Read the lines below. Copy out any that hold the string "ZAUN".

○ ○ ○ ○

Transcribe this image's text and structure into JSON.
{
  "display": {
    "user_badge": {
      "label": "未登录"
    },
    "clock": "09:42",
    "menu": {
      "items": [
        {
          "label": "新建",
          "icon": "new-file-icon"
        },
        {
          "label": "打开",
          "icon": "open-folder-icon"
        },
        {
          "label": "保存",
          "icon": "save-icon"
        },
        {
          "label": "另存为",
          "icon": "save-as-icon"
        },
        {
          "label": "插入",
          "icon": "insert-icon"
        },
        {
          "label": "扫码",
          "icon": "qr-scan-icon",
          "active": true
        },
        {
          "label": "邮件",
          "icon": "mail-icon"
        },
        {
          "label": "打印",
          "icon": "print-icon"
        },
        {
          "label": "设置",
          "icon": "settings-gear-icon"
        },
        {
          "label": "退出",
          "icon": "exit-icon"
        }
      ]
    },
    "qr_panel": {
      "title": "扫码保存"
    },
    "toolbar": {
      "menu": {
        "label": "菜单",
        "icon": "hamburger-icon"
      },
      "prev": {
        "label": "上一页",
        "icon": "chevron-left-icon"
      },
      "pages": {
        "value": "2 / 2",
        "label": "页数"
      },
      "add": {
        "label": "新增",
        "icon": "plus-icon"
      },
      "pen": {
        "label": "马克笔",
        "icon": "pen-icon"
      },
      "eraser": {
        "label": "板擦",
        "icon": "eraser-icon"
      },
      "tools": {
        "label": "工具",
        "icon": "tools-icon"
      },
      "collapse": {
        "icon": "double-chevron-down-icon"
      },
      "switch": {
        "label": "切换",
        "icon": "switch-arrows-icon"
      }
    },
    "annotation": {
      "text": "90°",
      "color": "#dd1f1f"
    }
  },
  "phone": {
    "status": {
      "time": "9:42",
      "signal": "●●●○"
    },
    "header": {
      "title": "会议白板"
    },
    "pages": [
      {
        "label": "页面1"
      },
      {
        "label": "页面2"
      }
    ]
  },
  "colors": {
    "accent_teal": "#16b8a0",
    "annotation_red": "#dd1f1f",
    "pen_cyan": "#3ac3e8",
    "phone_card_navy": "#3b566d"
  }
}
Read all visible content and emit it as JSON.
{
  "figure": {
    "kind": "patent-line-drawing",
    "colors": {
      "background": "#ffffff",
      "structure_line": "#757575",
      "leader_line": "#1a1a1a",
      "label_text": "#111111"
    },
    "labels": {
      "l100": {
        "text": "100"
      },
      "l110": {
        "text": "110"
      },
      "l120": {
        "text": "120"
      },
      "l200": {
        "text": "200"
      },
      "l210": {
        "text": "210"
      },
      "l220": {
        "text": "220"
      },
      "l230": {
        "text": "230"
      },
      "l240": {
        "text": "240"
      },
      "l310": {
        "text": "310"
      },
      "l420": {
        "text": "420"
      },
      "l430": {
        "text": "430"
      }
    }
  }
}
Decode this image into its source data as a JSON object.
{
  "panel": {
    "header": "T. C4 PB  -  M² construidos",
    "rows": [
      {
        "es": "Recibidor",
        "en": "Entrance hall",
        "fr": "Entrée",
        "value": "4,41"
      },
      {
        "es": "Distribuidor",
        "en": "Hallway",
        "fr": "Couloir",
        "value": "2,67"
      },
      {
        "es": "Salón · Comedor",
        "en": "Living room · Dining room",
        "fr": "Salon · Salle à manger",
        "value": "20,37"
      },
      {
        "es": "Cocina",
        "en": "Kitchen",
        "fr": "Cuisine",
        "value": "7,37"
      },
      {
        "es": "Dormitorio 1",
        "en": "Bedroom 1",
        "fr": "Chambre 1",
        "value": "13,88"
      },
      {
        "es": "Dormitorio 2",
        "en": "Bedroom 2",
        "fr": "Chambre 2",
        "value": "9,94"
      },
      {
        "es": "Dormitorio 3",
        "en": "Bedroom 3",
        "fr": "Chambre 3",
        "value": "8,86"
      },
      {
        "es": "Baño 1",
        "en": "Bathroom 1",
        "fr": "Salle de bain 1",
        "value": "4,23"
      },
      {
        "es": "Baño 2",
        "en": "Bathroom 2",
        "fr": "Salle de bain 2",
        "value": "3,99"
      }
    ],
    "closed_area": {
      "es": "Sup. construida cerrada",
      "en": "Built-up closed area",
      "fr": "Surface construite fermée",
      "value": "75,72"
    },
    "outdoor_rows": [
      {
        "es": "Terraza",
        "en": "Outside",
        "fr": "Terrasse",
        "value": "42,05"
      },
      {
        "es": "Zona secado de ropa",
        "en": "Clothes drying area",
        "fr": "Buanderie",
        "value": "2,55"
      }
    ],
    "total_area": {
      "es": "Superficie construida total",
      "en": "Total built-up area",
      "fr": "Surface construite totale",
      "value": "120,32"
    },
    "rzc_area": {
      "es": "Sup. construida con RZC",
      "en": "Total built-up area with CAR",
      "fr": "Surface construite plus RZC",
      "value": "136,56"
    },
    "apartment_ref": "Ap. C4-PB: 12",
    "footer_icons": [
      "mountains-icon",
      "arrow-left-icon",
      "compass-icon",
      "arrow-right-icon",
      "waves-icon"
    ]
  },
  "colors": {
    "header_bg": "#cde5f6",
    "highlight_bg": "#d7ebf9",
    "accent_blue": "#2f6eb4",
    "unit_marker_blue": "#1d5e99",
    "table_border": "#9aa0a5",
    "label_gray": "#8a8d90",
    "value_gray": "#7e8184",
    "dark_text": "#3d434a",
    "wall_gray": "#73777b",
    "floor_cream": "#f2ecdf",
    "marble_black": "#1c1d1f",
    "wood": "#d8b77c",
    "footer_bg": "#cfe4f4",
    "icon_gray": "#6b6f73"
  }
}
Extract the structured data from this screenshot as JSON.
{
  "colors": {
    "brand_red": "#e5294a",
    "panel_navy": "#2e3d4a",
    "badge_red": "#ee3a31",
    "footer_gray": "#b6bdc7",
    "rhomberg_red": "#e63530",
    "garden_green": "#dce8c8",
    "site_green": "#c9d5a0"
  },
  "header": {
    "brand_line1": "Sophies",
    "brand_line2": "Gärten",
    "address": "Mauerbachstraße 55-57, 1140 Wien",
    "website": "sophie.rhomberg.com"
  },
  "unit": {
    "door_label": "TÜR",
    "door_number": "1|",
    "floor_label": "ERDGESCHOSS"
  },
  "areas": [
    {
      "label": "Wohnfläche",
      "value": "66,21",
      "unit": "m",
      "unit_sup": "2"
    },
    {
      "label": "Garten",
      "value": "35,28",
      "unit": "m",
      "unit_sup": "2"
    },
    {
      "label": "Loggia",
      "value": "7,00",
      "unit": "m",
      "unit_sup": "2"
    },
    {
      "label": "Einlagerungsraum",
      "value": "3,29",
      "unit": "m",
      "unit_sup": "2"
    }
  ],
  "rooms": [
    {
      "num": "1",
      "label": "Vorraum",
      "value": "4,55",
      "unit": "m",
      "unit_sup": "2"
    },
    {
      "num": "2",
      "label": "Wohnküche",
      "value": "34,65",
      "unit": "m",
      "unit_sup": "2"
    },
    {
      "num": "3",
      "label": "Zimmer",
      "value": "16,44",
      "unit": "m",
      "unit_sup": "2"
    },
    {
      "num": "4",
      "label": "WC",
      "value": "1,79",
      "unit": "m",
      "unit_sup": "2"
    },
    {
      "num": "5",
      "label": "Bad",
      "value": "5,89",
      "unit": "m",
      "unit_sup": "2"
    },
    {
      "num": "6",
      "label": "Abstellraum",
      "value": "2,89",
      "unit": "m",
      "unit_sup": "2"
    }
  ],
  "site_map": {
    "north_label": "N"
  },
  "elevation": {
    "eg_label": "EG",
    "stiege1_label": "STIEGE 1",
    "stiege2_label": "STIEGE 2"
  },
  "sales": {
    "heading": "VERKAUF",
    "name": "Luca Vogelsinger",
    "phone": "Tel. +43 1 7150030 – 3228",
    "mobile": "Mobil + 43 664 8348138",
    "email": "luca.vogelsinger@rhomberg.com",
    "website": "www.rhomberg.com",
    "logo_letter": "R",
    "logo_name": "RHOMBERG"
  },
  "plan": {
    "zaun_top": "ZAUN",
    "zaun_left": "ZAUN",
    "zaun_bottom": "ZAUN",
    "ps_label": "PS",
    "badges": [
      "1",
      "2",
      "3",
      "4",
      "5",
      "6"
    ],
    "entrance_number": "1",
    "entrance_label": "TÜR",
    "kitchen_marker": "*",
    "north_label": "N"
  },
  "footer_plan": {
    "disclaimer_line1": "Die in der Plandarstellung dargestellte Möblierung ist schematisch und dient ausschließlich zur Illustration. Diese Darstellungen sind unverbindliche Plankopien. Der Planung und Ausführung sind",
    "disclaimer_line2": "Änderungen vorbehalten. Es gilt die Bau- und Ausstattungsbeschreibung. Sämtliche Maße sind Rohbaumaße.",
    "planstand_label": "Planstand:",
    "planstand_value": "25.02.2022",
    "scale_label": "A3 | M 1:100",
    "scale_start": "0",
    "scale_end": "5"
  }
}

○ ○ ○ ○

Exercise output =>
    "zaun_top": "ZAUN",
    "zaun_left": "ZAUN",
    "zaun_bottom": "ZAUN",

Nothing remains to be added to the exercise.